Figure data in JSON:
◆ ◆ ◆
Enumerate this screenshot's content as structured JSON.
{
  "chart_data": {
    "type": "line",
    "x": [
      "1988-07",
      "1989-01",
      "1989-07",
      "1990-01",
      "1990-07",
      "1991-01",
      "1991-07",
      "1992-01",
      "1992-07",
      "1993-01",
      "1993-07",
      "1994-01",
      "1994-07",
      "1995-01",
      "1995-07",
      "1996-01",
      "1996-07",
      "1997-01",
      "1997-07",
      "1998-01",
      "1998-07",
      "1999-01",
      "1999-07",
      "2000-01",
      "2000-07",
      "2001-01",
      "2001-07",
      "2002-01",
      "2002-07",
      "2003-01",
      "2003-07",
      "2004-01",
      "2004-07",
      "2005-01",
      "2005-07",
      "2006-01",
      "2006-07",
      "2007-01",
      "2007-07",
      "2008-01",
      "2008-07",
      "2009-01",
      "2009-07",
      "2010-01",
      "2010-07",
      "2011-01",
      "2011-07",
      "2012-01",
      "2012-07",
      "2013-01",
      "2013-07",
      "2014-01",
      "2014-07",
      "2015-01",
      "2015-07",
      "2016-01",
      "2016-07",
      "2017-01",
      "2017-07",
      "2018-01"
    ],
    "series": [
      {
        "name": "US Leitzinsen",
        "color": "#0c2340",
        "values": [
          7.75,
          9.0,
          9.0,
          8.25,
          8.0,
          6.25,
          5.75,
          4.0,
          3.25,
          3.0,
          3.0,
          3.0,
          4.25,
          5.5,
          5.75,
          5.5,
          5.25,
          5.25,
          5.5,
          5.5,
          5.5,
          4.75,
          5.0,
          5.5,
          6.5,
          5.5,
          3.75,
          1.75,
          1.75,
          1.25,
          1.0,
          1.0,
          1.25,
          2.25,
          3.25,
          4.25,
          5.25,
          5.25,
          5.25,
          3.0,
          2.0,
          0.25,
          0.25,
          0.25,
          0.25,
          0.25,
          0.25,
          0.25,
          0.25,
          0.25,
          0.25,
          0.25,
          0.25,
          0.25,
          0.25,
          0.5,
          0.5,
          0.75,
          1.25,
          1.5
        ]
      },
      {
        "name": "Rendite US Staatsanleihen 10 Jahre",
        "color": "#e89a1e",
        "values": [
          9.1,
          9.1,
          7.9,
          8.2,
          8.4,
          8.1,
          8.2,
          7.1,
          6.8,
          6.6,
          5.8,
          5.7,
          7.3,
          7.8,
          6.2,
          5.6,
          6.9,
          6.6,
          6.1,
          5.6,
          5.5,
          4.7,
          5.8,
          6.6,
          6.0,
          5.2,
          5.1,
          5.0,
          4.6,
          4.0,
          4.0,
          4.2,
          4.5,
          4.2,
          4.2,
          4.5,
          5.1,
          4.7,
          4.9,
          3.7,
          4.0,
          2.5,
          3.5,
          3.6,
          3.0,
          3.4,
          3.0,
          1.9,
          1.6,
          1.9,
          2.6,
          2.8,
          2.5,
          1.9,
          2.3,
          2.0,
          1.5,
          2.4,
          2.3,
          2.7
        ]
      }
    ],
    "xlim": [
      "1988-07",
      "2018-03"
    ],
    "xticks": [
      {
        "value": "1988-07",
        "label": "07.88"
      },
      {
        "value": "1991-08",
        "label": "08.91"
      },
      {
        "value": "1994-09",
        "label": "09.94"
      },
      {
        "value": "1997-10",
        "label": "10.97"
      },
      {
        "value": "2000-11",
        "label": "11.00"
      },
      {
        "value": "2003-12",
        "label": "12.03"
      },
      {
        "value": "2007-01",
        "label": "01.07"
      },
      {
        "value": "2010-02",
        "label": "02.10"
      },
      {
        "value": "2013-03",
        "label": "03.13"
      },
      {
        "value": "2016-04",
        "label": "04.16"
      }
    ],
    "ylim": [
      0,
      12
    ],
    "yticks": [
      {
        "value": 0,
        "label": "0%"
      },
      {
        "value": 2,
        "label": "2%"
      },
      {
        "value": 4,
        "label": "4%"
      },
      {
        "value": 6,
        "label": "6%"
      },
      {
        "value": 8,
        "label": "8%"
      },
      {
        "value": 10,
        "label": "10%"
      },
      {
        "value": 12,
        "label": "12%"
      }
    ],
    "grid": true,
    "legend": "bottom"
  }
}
◆ ◆ ◆
◆ **Description of the task**
Write out the listing once more, matching it exactly.

◆ **Task solution**
Enumerate this screenshot's content as structured JSON.
{
  "chart_data": {
    "type": "line",
    "x": [
      "1988-07",
      "1989-01",
      "1989-07",
      "1990-01",
      "1990-07",
      "1991-01",
      "1991-07",
      "1992-01",
      "1992-07",
      "1993-01",
      "1993-07",
      "1994-01",
      "1994-07",
      "1995-01",
      "1995-07",
      "1996-01",
      "1996-07",
      "1997-01",
      "1997-07",
      "1998-01",
      "1998-07",
      "1999-01",
      "1999-07",
      "2000-01",
      "2000-07",
      "2001-01",
      "2001-07",
      "2002-01",
      "2002-07",
      "2003-01",
      "2003-07",
      "2004-01",
      "2004-07",
      "2005-01",
      "2005-07",
      "2006-01",
      "2006-07",
      "2007-01",
      "2007-07",
      "2008-01",
      "2008-07",
      "2009-01",
      "2009-07",
      "2010-01",
      "2010-07",
      "2011-01",
      "2011-07",
      "2012-01",
      "2012-07",
      "2013-01",
      "2013-07",
      "2014-01",
      "2014-07",
      "2015-01",
      "2015-07",
      "2016-01",
      "2016-07",
      "2017-01",
      "2017-07",
      "2018-01"
    ],
    "series": [
      {
        "name": "US Leitzinsen",
        "color": "#0c2340",
        "values": [
          7.75,
          9.0,
          9.0,
          8.25,
          8.0,
          6.25,
          5.75,
          4.0,
          3.25,
          3.0,
          3.0,
          3.0,
          4.25,
          5.5,
          5.75,
          5.5,
          5.25,
          5.25,
          5.5,
          5.5,
          5.5,
          4.75,
          5.0,
          5.5,
          6.5,
          5.5,
          3.75,
          1.75,
          1.75,
          1.25,
          1.0,
          1.0,
          1.25,
          2.25,
          3.25,
          4.25,
          5.25,
          5.25,
          5.25,
          3.0,
          2.0,
          0.25,
          0.25,
          0.25,
          0.25,
          0.25,
          0.25,
          0.25,
          0.25,
          0.25,
          0.25,
          0.25,
          0.25,
          0.25,
          0.25,
          0.5,
          0.5,
          0.75,
          1.25,
          1.5
        ]
      },
      {
        "name": "Rendite US Staatsanleihen 10 Jahre",
        "color": "#e89a1e",
        "values": [
          9.1,
          9.1,
          7.9,
          8.2,
          8.4,
          8.1,
          8.2,
          7.1,
          6.8,
          6.6,
          5.8,
          5.7,
          7.3,
          7.8,
          6.2,
          5.6,
          6.9,
          6.6,
          6.1,
          5.6,
          5.5,
          4.7,
          5.8,
          6.6,
          6.0,
          5.2,
          5.1,
          5.0,
          4.6,
          4.0,
          4.0,
          4.2,
          4.5,
          4.2,
          4.2,
          4.5,
          5.1,
          4.7,
          4.9,
          3.7,
          4.0,
          2.5,
          3.5,
          3.6,
          3.0,
          3.4,
          3.0,
          1.9,
          1.6,
          1.9,
          2.6,
          2.8,
          2.5,
          1.9,
          2.3,
          2.0,
          1.5,
          2.4,
          2.3,
          2.7
        ]
      }
    ],
    "xlim": [
      "1988-07",
      "2018-03"
    ],
    "xticks": [
      {
        "value": "1988-07",
        "label": "07.88"
      },
      {
        "value": "1991-08",
        "label": "08.91"
      },
      {
        "value": "1994-09",
        "label": "09.94"
      },
      {
        "value": "1997-10",
        "label": "10.97"
      },
      {
        "value": "2000-11",
        "label": "11.00"
      },
      {
        "value": "2003-12",
        "label": "12.03"
      },
      {
        "value": "2007-01",
        "label": "01.07"
      },
      {
        "value": "2010-02",
        "label": "02.10"
      },
      {
        "value": "2013-03",
        "label": "03.13"
      },
      {
        "value": "2016-04",
        "label": "04.16"
      }
    ],
    "ylim": [
      0,
      12
    ],
    "yticks": [
      {
        "value": 0,
        "label": "0%"
      },
      {
        "value": 2,
        "label": "2%"
      },
      {
        "value": 4,
        "label": "4%"
      },
      {
        "value": 6,
        "label": "6%"
      },
      {
        "value": 8,
        "label": "8%"
      },
      {
        "value": 10,
        "label": "10%"
      },
      {
        "value": 12,
        "label": "12%"
      }
    ],
    "grid": true,
    "legend": "bottom"
  }
}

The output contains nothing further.